**AIM**
Only the pictures are left out: repeat the rest of the entries exactly.
════
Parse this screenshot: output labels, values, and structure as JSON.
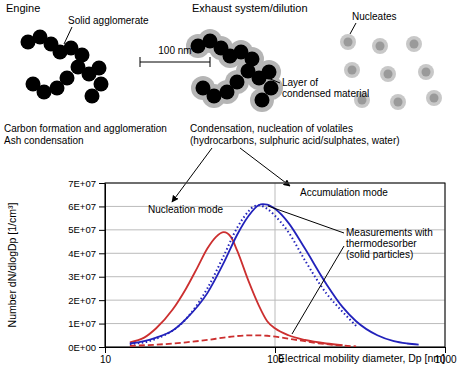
{
  "diagram": {
    "engine": "Engine",
    "exhaust": "Exhaust system/dilution",
    "solid_agglomerate": "Solid agglomerate",
    "scale_bar": "100 nm",
    "condensed_layer": [
      "Layer of",
      "condensed material"
    ],
    "nucleates": "Nucleates",
    "engine_process": [
      "Carbon formation and agglomeration",
      "Ash condensation"
    ],
    "exhaust_process": [
      "Condensation, nucleation of volatiles",
      "(hydrocarbons, sulphuric acid/sulphates, water)"
    ]
  },
  "chart_data": {
    "type": "line",
    "x_label": "Electrical mobility diameter, Dp [nm]",
    "y_label": "Number dN/dlogDp [1/cm³]",
    "log": "x",
    "grid": true,
    "xlim": [
      10,
      1000
    ],
    "xticks": [
      10,
      100,
      1000
    ],
    "ylim": [
      0,
      70000000
    ],
    "yticks": [
      {
        "value": 0,
        "label": "0E+00"
      },
      {
        "value": 10000000,
        "label": "1E+07"
      },
      {
        "value": 20000000,
        "label": "2E+07"
      },
      {
        "value": 30000000,
        "label": "3E+07"
      },
      {
        "value": 40000000,
        "label": "4E+07"
      },
      {
        "value": 50000000,
        "label": "5E+07"
      },
      {
        "value": 60000000,
        "label": "6E+07"
      },
      {
        "value": 70000000,
        "label": "7E+07"
      }
    ],
    "series": [
      {
        "color": "#cc2f2f",
        "line_style": "solid",
        "x": [
          14,
          17,
          20,
          25,
          30,
          35,
          40,
          45,
          50,
          55,
          60,
          70,
          80,
          90,
          100,
          120,
          150,
          200,
          250
        ],
        "values": [
          2000000,
          4000000,
          8000000,
          16000000,
          25000000,
          34000000,
          42000000,
          47000000,
          49000000,
          47000000,
          41000000,
          28000000,
          18000000,
          11000000,
          8000000,
          5000000,
          3000000,
          1500000,
          800000
        ]
      },
      {
        "color": "#cc2f2f",
        "line_style": "dashed",
        "x": [
          14,
          20,
          30,
          40,
          50,
          60,
          75,
          90,
          110,
          140,
          180,
          250,
          300
        ],
        "values": [
          500000,
          1000000,
          2000000,
          3000000,
          4000000,
          4700000,
          5000000,
          4800000,
          4000000,
          2800000,
          1600000,
          600000,
          300000
        ]
      },
      {
        "color": "#2222bb",
        "line_style": "solid",
        "x": [
          14,
          17,
          20,
          25,
          30,
          40,
          50,
          60,
          70,
          80,
          85,
          90,
          100,
          120,
          150,
          200,
          250,
          300,
          400,
          500,
          600,
          700
        ],
        "values": [
          1500000,
          2500000,
          4000000,
          7000000,
          12000000,
          23000000,
          36000000,
          48000000,
          56000000,
          60500000,
          61000000,
          60800000,
          59000000,
          53000000,
          42000000,
          27000000,
          17000000,
          11000000,
          5000000,
          2500000,
          1500000,
          1000000
        ]
      },
      {
        "color": "#2222bb",
        "line_style": "dotted",
        "x": [
          14,
          20,
          30,
          40,
          50,
          60,
          70,
          75,
          80,
          90,
          100,
          120,
          150,
          200,
          250,
          300
        ],
        "values": [
          1200000,
          3500000,
          12000000,
          25000000,
          39000000,
          51000000,
          58000000,
          60000000,
          60500000,
          59000000,
          56000000,
          49000000,
          37000000,
          23000000,
          15000000,
          9000000
        ]
      }
    ],
    "annotations": [
      {
        "text": [
          "Nucleation mode"
        ]
      },
      {
        "text": [
          "Accumulation mode"
        ]
      },
      {
        "text": [
          "Measurements with",
          "thermodesorber",
          "(solid particles)"
        ]
      }
    ]
  }
}
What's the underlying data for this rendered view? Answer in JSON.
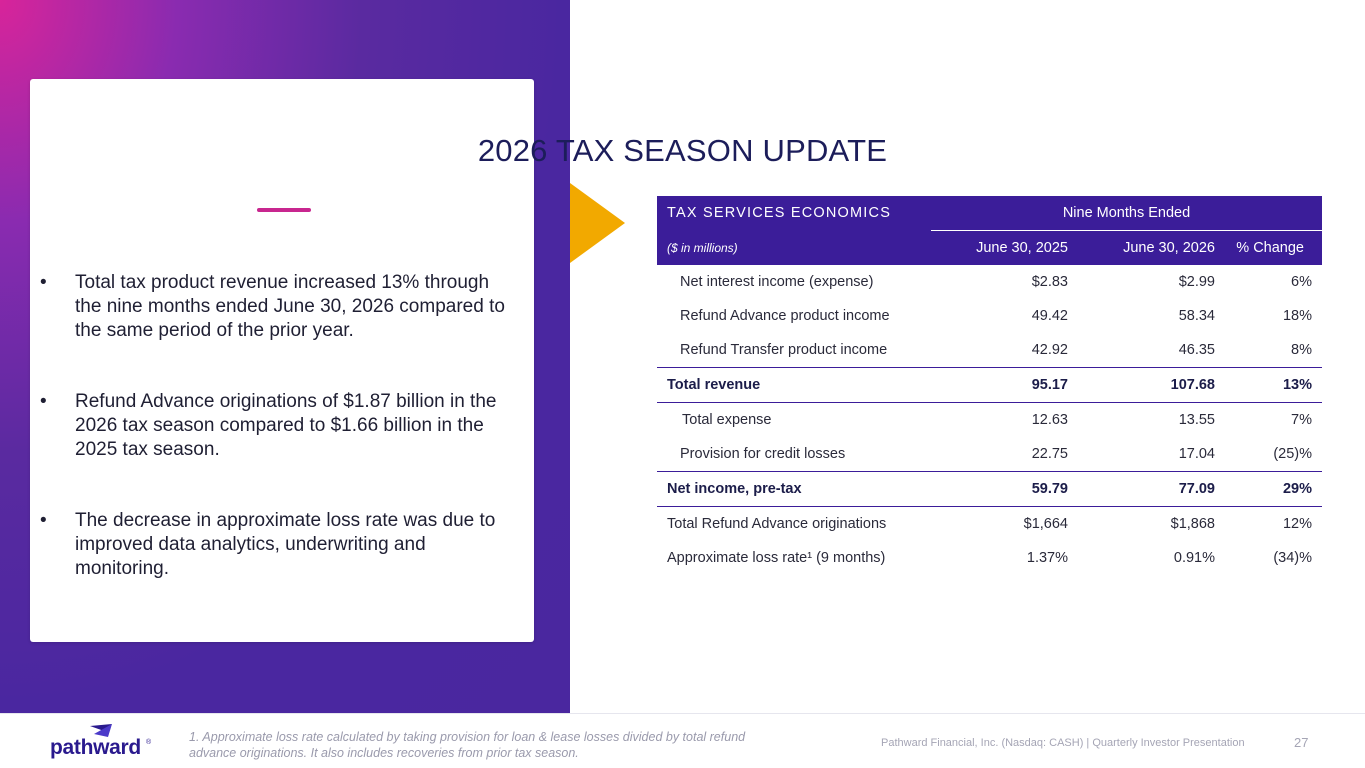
════
**WRITTEN SOLUTION**
Parse this screenshot: output labels, values, and structure as JSON.
{
  "diagram": {
    "engine": "Engine",
    "exhaust": "Exhaust system/dilution",
    "solid_agglomerate": "Solid agglomerate",
    "scale_bar": "100 nm",
    "condensed_layer": [
      "Layer of",
      "condensed material"
    ],
    "nucleates": "Nucleates",
    "engine_process": [
      "Carbon formation and agglomeration",
      "Ash condensation"
    ],
    "exhaust_process": [
      "Condensation, nucleation of volatiles",
      "(hydrocarbons, sulphuric acid/sulphates, water)"
    ]
  },
  "chart_data": {
    "type": "line",
    "x_label": "Electrical mobility diameter, Dp [nm]",
    "y_label": "Number dN/dlogDp [1/cm³]",
    "log": "x",
    "grid": true,
    "xlim": [
      10,
      1000
    ],
    "xticks": [
      10,
      100,
      1000
    ],
    "ylim": [
      0,
      70000000
    ],
    "yticks": [
      {
        "value": 0,
        "label": "0E+00"
      },
      {
        "value": 10000000,
        "label": "1E+07"
      },
      {
        "value": 20000000,
        "label": "2E+07"
      },
      {
        "value": 30000000,
        "label": "3E+07"
      },
      {
        "value": 40000000,
        "label": "4E+07"
      },
      {
        "value": 50000000,
        "label": "5E+07"
      },
      {
        "value": 60000000,
        "label": "6E+07"
      },
      {
        "value": 70000000,
        "label": "7E+07"
      }
    ],
    "series": [
      {
        "color": "#cc2f2f",
        "line_style": "solid",
        "x": [
          14,
          17,
          20,
          25,
          30,
          35,
          40,
          45,
          50,
          55,
          60,
          70,
          80,
          90,
          100,
          120,
          150,
          200,
          250
        ],
        "values": [
          2000000,
          4000000,
          8000000,
          16000000,
          25000000,
          34000000,
          42000000,
          47000000,
          49000000,
          47000000,
          41000000,
          28000000,
          18000000,
          11000000,
          8000000,
          5000000,
          3000000,
          1500000,
          800000
        ]
      },
      {
        "color": "#cc2f2f",
        "line_style": "dashed",
        "x": [
          14,
          20,
          30,
          40,
          50,
          60,
          75,
          90,
          110,
          140,
          180,
          250,
          300
        ],
        "values": [
          500000,
          1000000,
          2000000,
          3000000,
          4000000,
          4700000,
          5000000,
          4800000,
          4000000,
          2800000,
          1600000,
          600000,
          300000
        ]
      },
      {
        "color": "#2222bb",
        "line_style": "solid",
        "x": [
          14,
          17,
          20,
          25,
          30,
          40,
          50,
          60,
          70,
          80,
          85,
          90,
          100,
          120,
          150,
          200,
          250,
          300,
          400,
          500,
          600,
          700
        ],
        "values": [
          1500000,
          2500000,
          4000000,
          7000000,
          12000000,
          23000000,
          36000000,
          48000000,
          56000000,
          60500000,
          61000000,
          60800000,
          59000000,
          53000000,
          42000000,
          27000000,
          17000000,
          11000000,
          5000000,
          2500000,
          1500000,
          1000000
        ]
      },
      {
        "color": "#2222bb",
        "line_style": "dotted",
        "x": [
          14,
          20,
          30,
          40,
          50,
          60,
          70,
          75,
          80,
          90,
          100,
          120,
          150,
          200,
          250,
          300
        ],
        "values": [
          1200000,
          3500000,
          12000000,
          25000000,
          39000000,
          51000000,
          58000000,
          60000000,
          60500000,
          59000000,
          56000000,
          49000000,
          37000000,
          23000000,
          15000000,
          9000000
        ]
      }
    ],
    "annotations": [
      {
        "text": [
          "Nucleation mode"
        ]
      },
      {
        "text": [
          "Accumulation mode"
        ]
      },
      {
        "text": [
          "Measurements with",
          "thermodesorber",
          "(solid particles)"
        ]
      }
    ]
  }
}
What's the underlying data for this rendered view? Answer in JSON.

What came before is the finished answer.